** Supplied information **

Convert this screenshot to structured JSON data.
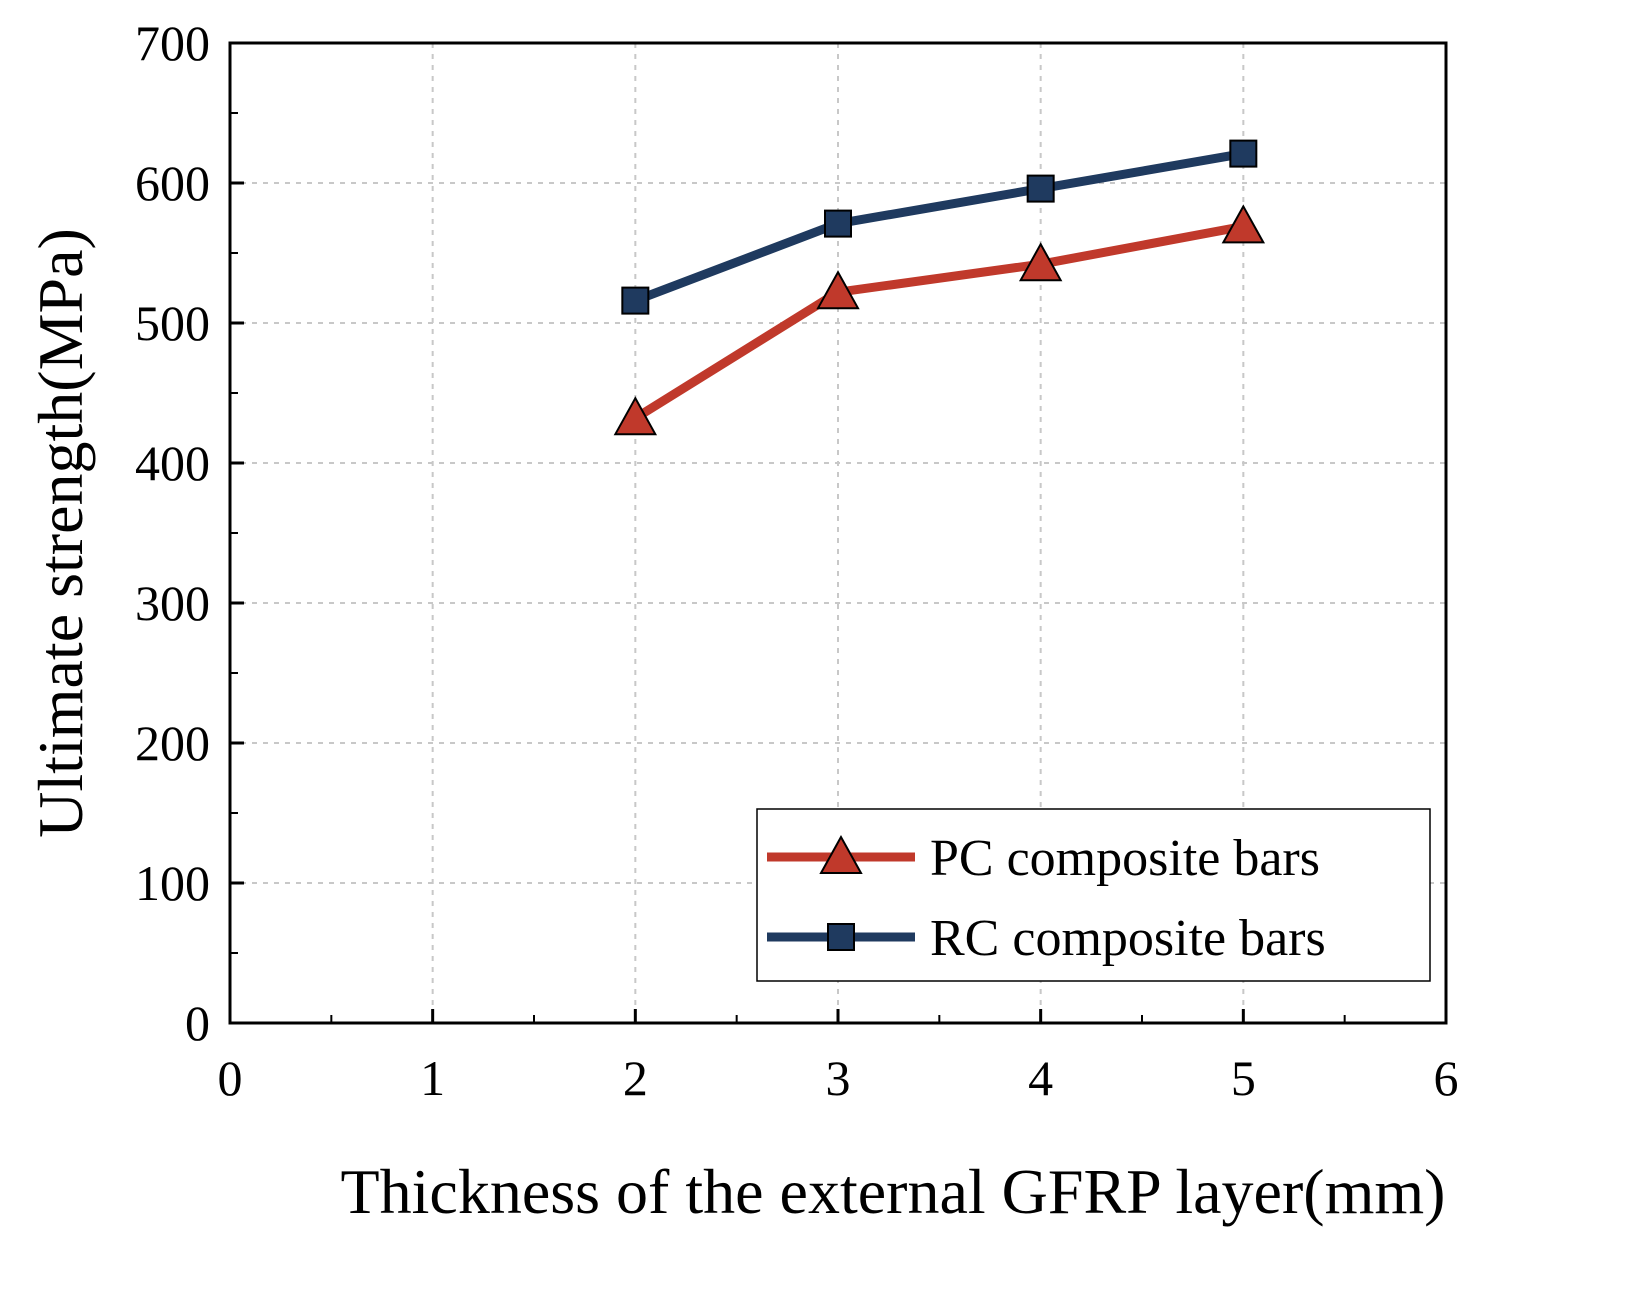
{
  "chart_data": {
    "type": "line",
    "title": "",
    "xlabel": "Thickness of the external GFRP layer(mm)",
    "ylabel": "Ultimate strength(MPa)",
    "xlim": [
      0,
      6
    ],
    "ylim": [
      0,
      700
    ],
    "x_ticks": [
      "0",
      "1",
      "2",
      "3",
      "4",
      "5",
      "6"
    ],
    "y_ticks": [
      "0",
      "100",
      "200",
      "300",
      "400",
      "500",
      "600",
      "700"
    ],
    "grid": true,
    "legend_position": "bottom-right",
    "series": [
      {
        "name": "PC composite bars",
        "color": "#c0392b",
        "marker": "triangle",
        "x": [
          2,
          3,
          4,
          5
        ],
        "values": [
          432,
          522,
          542,
          569
        ]
      },
      {
        "name": "RC composite bars",
        "color": "#1f3a5f",
        "marker": "square",
        "x": [
          2,
          3,
          4,
          5
        ],
        "values": [
          516,
          571,
          596,
          621
        ]
      }
    ]
  }
}
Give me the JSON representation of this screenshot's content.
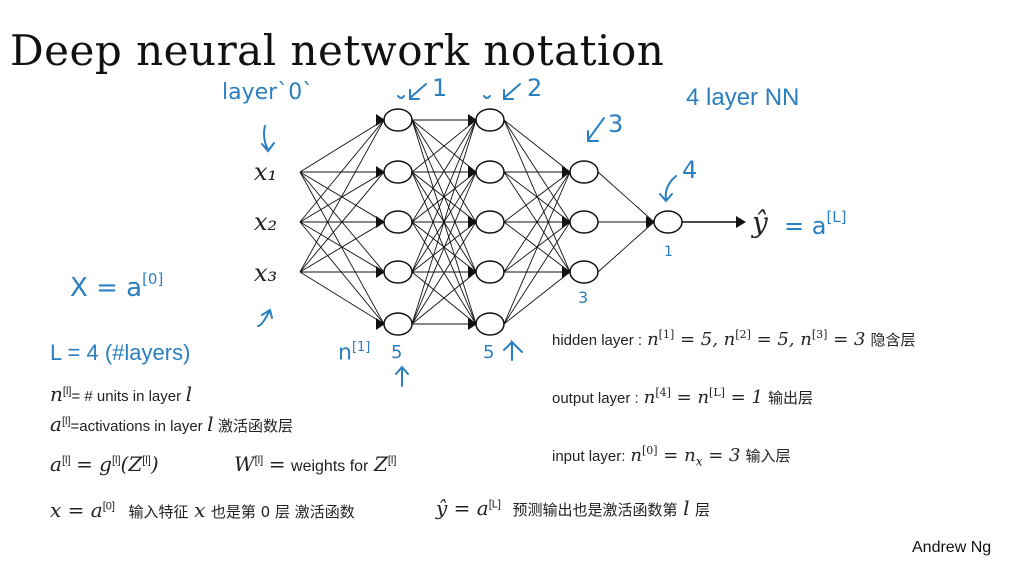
{
  "title": "Deep neural network notation",
  "annotations": {
    "layer0": "layer`0`",
    "layer1": "1",
    "layer2": "2",
    "layer3": "3",
    "layer4": "4",
    "four_layer": "4 layer NN",
    "x_eq": "X = a",
    "x_eq_sup": "[0]",
    "n_label": "n",
    "n_label_sup": "[1]",
    "count5a": "5",
    "count5b": "5",
    "count3": "3",
    "count1": "1",
    "yhat_eq": "= a",
    "yhat_eq_sup": "[L]"
  },
  "inputs": [
    "x₁",
    "x₂",
    "x₃"
  ],
  "yhat": "ŷ",
  "network": {
    "layer_sizes": [
      5,
      5,
      3,
      1
    ]
  },
  "left_notes": {
    "L_line": "L = 4  (#layers)",
    "n_def_sym": "n",
    "n_def_sup": "[l]",
    "n_def_text": "= # units in layer",
    "n_def_l": "l",
    "a_def_sym": "a",
    "a_def_sup": "[l]",
    "a_def_text": "=activations in layer",
    "a_def_l": "l",
    "a_def_cn": "激活函数层",
    "a_eq": "a",
    "a_eq_sup": "[l]",
    "a_eq_rhs": "= g",
    "a_eq_rhs_sup": "[l]",
    "a_eq_z": "(Z",
    "a_eq_z_sup": "[l]",
    "a_eq_close": ")",
    "w_sym": "W",
    "w_sup": "[l]",
    "w_text": "= weights for",
    "w_z": "Z",
    "w_z_sup": "[l]",
    "x_line_lhs": "x = a",
    "x_line_sup": "[0]",
    "x_line_cn1": "输入特征",
    "x_line_x": "x",
    "x_line_cn2": "也是第 0 层 激活函数",
    "y_line_lhs": "ŷ = a",
    "y_line_sup": "[L]",
    "y_line_cn1": "预测输出也是激活函数第",
    "y_line_l": "l",
    "y_line_cn2": "层"
  },
  "right_notes": {
    "hidden_label": "hidden layer :",
    "hidden_math": "n^[1] = 5, n^[2] = 5, n^[3] = 3",
    "hidden_cn": "隐含层",
    "output_label": "output layer :",
    "output_math": "n^[4] = n^[L] = 1",
    "output_cn": "输出层",
    "input_label": "input layer:",
    "input_math": "n^[0] = n_x = 3",
    "input_cn": "输入层"
  },
  "credit": "Andrew Ng",
  "colors": {
    "accent": "#2a7fc0",
    "ink": "#111111"
  }
}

** Task brief **
Return every line of the preceding records in which the word "screenshot" appears.

** Result of the exercise **
Convert this screenshot to structured JSON data.
Give me the JSON representation of this screenshot's content.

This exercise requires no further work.